Images must not appear in your copy; reproduce every other part of the records exactly.
>> begin EXTRACTED RECORDS
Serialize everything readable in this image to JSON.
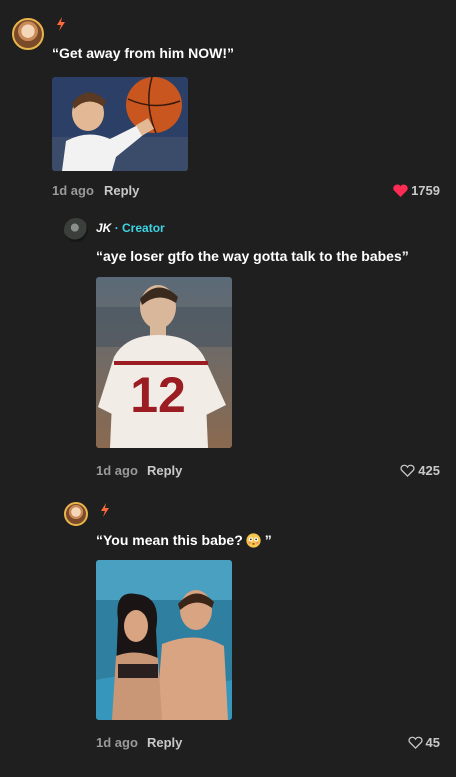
{
  "comments": [
    {
      "text": "“Get away from him NOW!”",
      "time": "1d ago",
      "reply": "Reply",
      "likes": "1759",
      "liked": true
    }
  ],
  "replies": [
    {
      "author": "JK",
      "badge": "· Creator",
      "text": "“aye loser gtfo the way gotta talk to the babes”",
      "time": "1d ago",
      "reply": "Reply",
      "likes": "425",
      "liked": false
    },
    {
      "text": "“You mean this babe?",
      "text_end": "”",
      "emoji": "😳",
      "time": "1d ago",
      "reply": "Reply",
      "likes": "45",
      "liked": false
    }
  ],
  "icons": {
    "bolt": "ϟ",
    "heart_filled": "heart-filled-icon",
    "heart_outline": "heart-outline-icon"
  },
  "colors": {
    "background": "#1f1f1f",
    "liked_heart": "#fe2c55",
    "creator_badge": "#3fd4e5",
    "bolt": "#ff6a3d"
  }
}
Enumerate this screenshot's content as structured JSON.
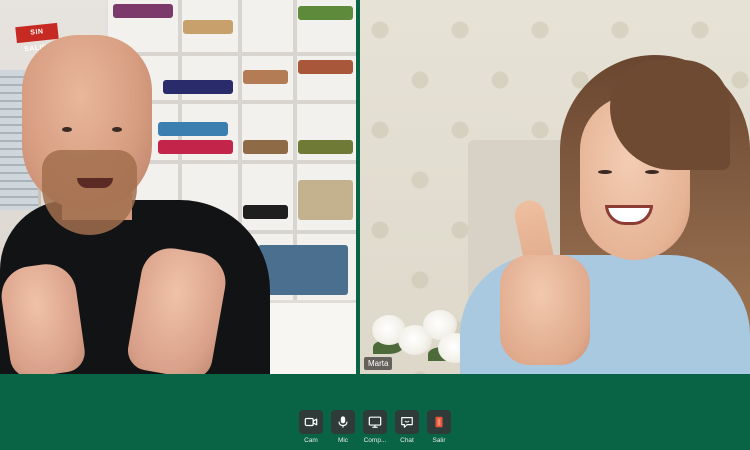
{
  "participants": [
    {
      "name": "",
      "sign_text": "SIN SALIDA"
    },
    {
      "name": "Marta"
    }
  ],
  "controls": [
    {
      "id": "cam",
      "label": "Cam",
      "icon": "camera-icon"
    },
    {
      "id": "mic",
      "label": "Mic",
      "icon": "microphone-icon"
    },
    {
      "id": "share",
      "label": "Comp...",
      "icon": "screen-share-icon"
    },
    {
      "id": "chat",
      "label": "Chat",
      "icon": "chat-icon"
    },
    {
      "id": "leave",
      "label": "Salir",
      "icon": "leave-icon"
    }
  ],
  "colors": {
    "background": "#086445",
    "control_button": "#2f3b39",
    "leave_accent": "#e4573b"
  }
}
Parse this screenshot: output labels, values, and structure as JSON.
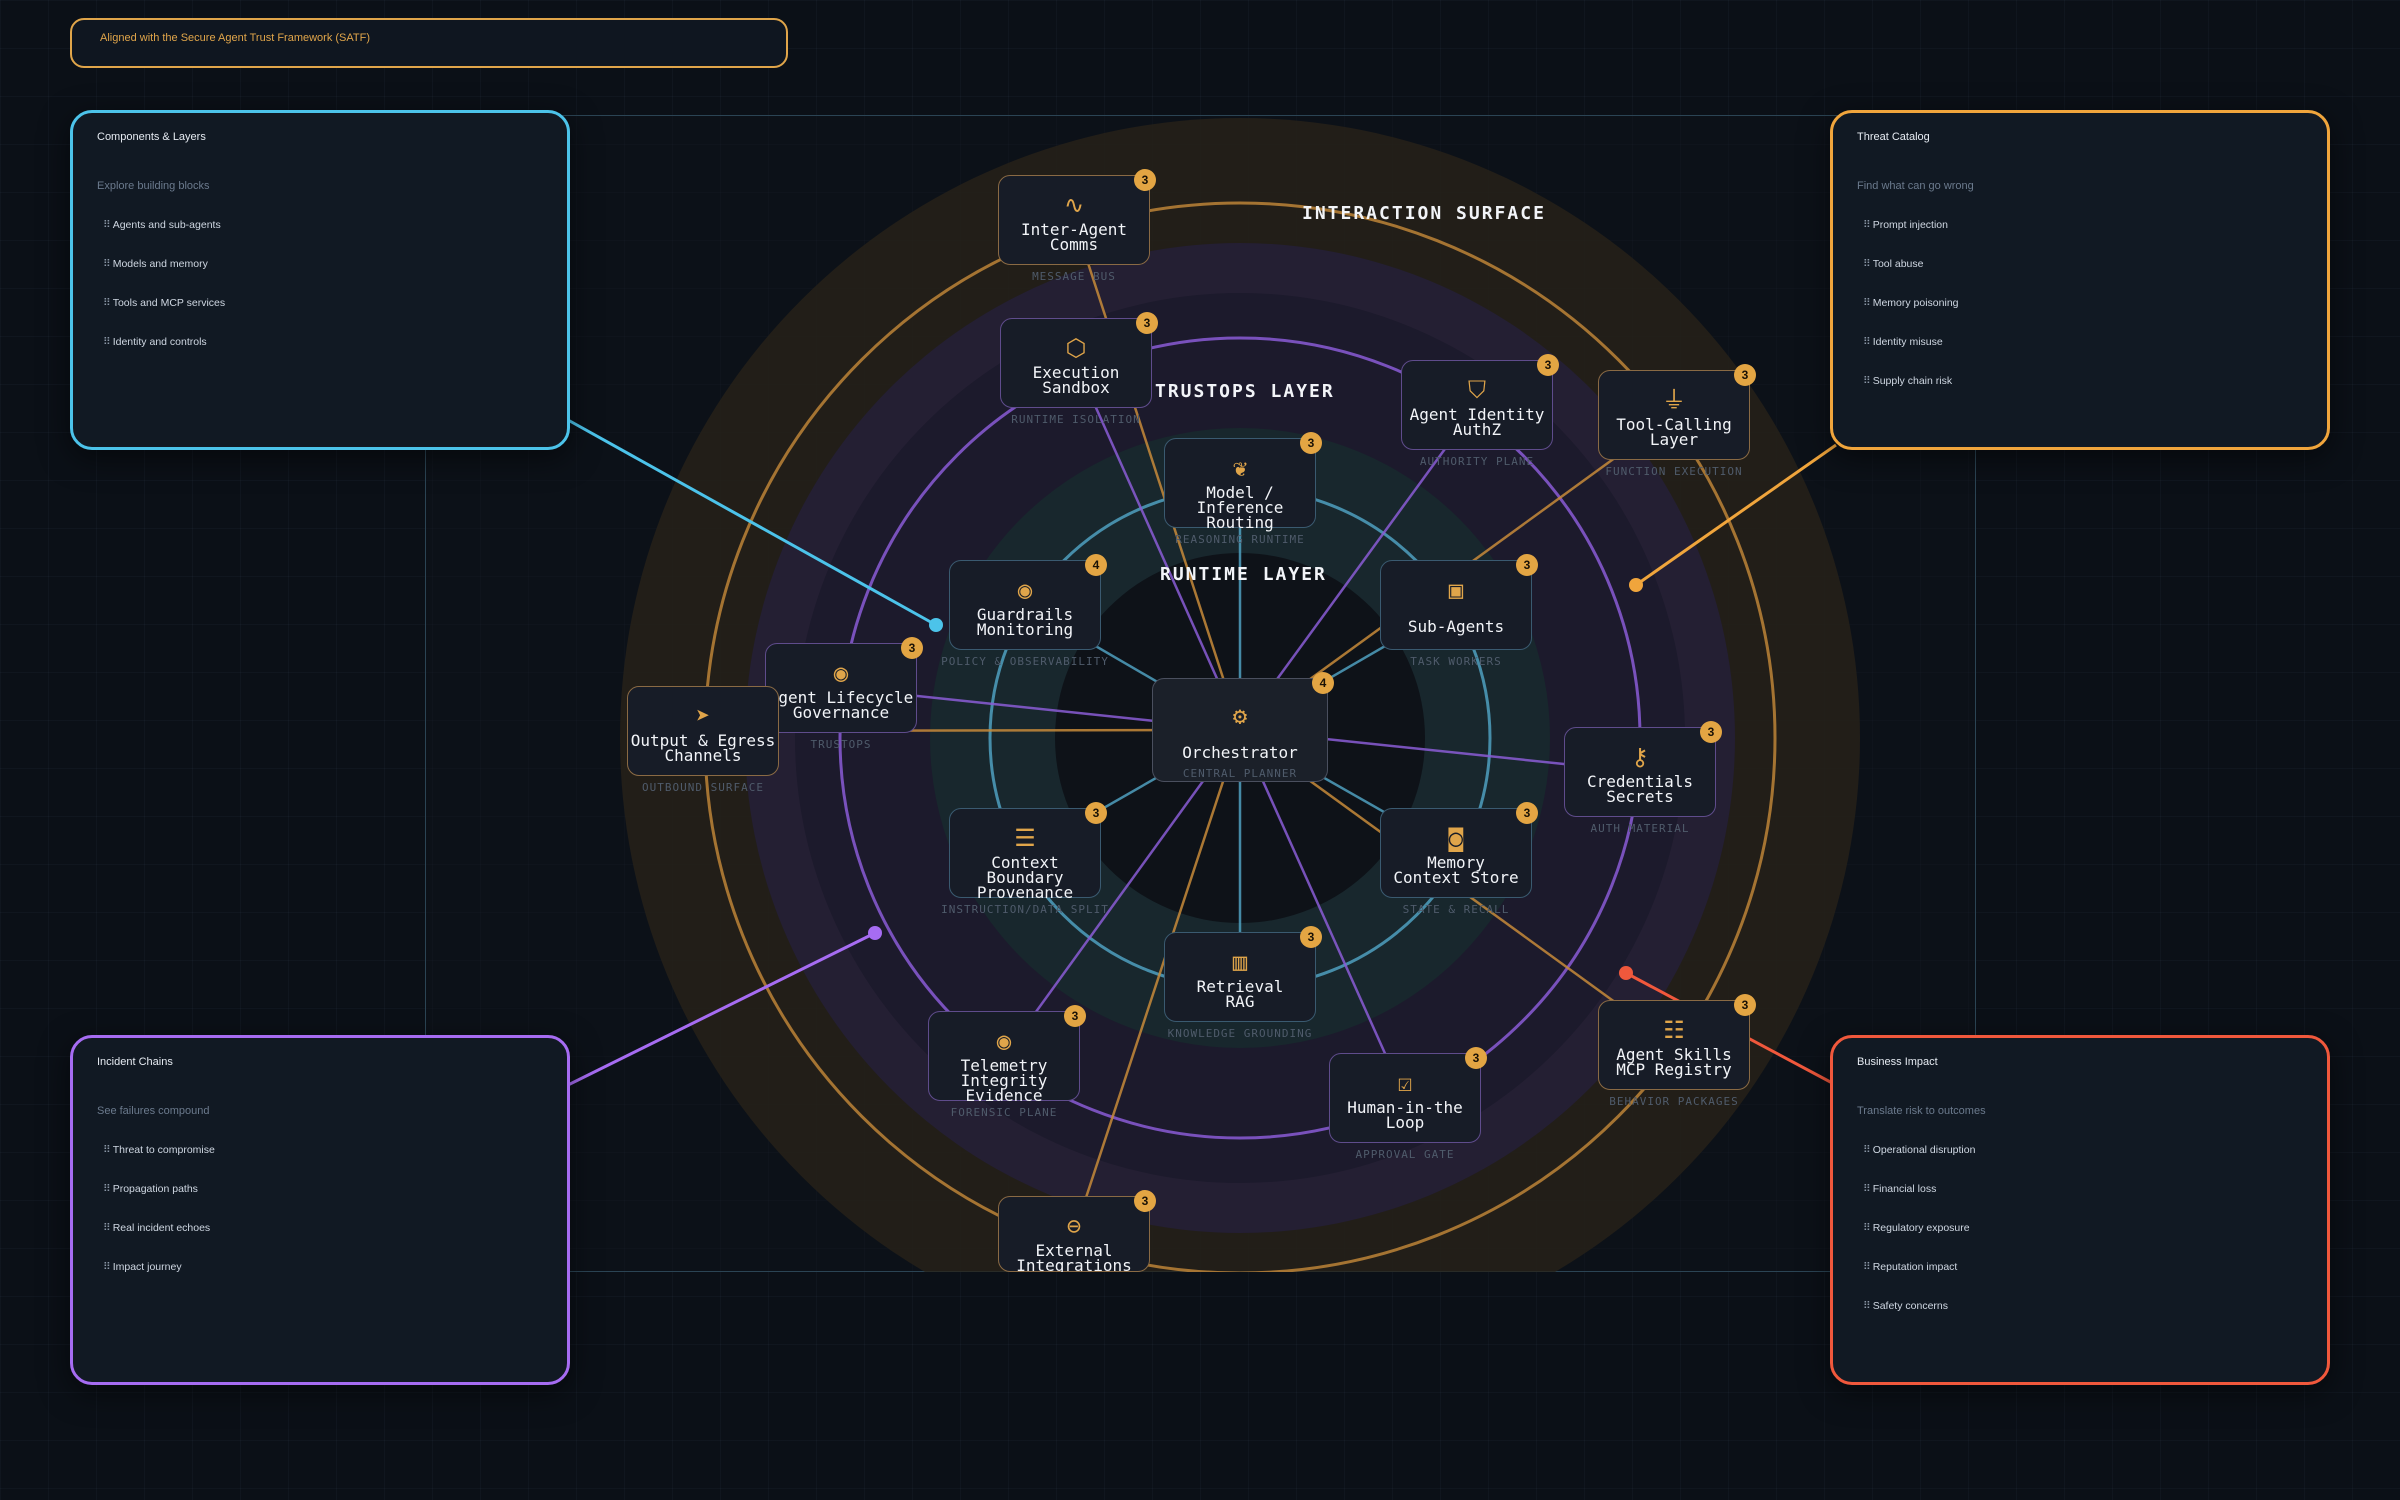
>> end EXTRACTED RECORDS
**THE SOLUTION**:
Serialize everything readable in this image to JSON.
{
  "comments": [
    {
      "text": "“Get away from him NOW!”",
      "time": "1d ago",
      "reply": "Reply",
      "likes": "1759",
      "liked": true
    }
  ],
  "replies": [
    {
      "author": "JK",
      "badge": "· Creator",
      "text": "“aye loser gtfo the way gotta talk to the babes”",
      "time": "1d ago",
      "reply": "Reply",
      "likes": "425",
      "liked": false
    },
    {
      "text": "“You mean this babe?",
      "text_end": "”",
      "emoji": "😳",
      "time": "1d ago",
      "reply": "Reply",
      "likes": "45",
      "liked": false
    }
  ],
  "icons": {
    "bolt": "ϟ",
    "heart_filled": "heart-filled-icon",
    "heart_outline": "heart-outline-icon"
  },
  "colors": {
    "background": "#1f1f1f",
    "liked_heart": "#fe2c55",
    "creator_badge": "#3fd4e5",
    "bolt": "#ff6a3d"
  }
}
Enumerate this screenshot's content as structured JSON.
{
  "participants": [
    {
      "name": "",
      "sign_text": "SIN SALIDA"
    },
    {
      "name": "Marta"
    }
  ],
  "controls": [
    {
      "id": "cam",
      "label": "Cam",
      "icon": "camera-icon"
    },
    {
      "id": "mic",
      "label": "Mic",
      "icon": "microphone-icon"
    },
    {
      "id": "share",
      "label": "Comp...",
      "icon": "screen-share-icon"
    },
    {
      "id": "chat",
      "label": "Chat",
      "icon": "chat-icon"
    },
    {
      "id": "leave",
      "label": "Salir",
      "icon": "leave-icon"
    }
  ],
  "colors": {
    "background": "#086445",
    "control_button": "#2f3b39",
    "leave_accent": "#e4573b"
  }
}
Parse this screenshot: output labels, values, and structure as JSON.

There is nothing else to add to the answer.